- **GOAL**
Look for the word "card" in the entries below, then copy every line that has it.

▼

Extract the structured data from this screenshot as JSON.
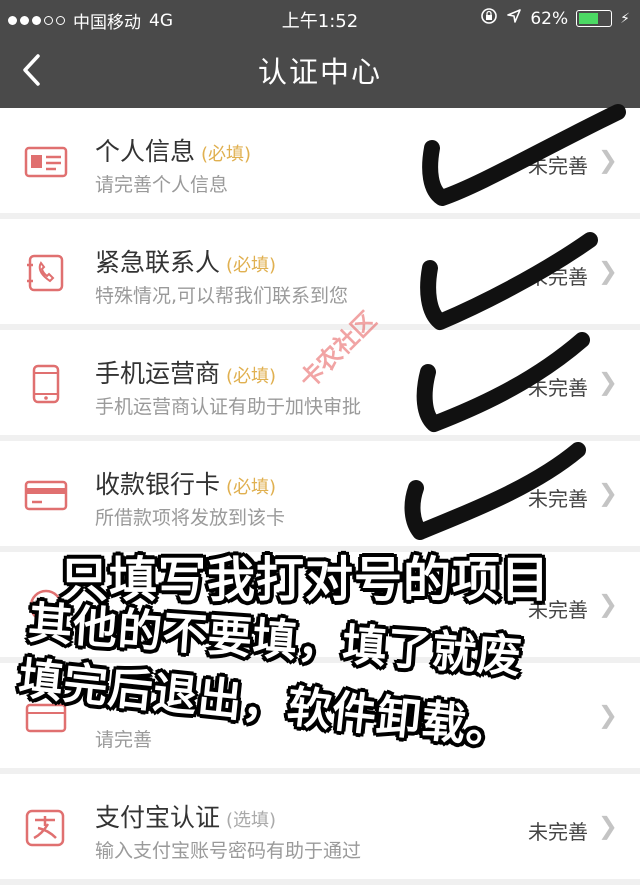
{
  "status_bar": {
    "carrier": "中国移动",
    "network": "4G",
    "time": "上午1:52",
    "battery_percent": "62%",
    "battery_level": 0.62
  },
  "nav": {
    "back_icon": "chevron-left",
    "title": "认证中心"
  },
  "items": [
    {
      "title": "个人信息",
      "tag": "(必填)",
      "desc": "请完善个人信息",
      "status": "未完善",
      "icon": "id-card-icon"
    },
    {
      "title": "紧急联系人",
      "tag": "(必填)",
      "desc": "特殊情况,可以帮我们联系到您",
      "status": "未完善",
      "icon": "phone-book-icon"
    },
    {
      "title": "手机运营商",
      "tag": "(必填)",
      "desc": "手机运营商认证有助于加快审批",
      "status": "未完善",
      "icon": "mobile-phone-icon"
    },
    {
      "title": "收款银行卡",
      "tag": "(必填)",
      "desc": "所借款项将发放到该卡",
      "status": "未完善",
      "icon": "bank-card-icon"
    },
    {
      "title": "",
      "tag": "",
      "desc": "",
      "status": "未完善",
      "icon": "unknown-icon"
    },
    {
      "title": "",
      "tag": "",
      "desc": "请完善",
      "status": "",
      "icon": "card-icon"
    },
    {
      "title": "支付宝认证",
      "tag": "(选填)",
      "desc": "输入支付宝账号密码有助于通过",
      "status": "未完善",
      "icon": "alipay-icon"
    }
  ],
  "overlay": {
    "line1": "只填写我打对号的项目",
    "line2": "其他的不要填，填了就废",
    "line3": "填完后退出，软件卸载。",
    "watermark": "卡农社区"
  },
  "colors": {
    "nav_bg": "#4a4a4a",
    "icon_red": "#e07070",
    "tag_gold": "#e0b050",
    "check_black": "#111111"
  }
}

▲
▼

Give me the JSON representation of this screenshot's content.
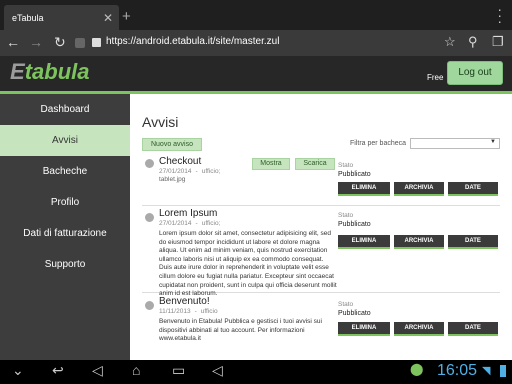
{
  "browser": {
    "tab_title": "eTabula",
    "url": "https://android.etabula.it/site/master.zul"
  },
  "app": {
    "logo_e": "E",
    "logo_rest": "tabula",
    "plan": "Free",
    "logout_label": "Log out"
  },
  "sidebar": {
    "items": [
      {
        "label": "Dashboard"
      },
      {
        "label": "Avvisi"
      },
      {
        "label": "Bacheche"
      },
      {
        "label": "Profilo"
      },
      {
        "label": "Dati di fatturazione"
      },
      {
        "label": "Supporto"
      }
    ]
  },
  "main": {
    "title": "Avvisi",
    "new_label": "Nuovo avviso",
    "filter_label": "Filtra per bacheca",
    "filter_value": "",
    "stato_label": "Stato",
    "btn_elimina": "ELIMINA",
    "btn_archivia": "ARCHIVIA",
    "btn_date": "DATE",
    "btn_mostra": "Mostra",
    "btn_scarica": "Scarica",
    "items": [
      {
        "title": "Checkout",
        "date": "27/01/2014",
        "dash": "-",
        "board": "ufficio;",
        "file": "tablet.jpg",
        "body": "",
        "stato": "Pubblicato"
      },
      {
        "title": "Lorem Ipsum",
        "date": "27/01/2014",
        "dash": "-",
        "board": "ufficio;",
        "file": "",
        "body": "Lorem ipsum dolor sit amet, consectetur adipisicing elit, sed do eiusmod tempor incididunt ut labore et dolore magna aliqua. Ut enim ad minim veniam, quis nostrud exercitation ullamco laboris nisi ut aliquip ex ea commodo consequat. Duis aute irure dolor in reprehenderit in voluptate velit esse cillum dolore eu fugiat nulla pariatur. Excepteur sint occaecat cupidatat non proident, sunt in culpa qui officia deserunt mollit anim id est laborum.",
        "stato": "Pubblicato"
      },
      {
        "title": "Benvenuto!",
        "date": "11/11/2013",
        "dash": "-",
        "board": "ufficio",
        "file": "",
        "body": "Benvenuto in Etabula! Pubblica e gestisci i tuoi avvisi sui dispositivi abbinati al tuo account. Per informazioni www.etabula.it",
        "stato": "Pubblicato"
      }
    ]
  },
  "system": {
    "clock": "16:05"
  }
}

▲

- **FULL OUTPUT**
      "icon": "id-card-icon"
      "icon": "bank-card-icon"
      "icon": "card-icon"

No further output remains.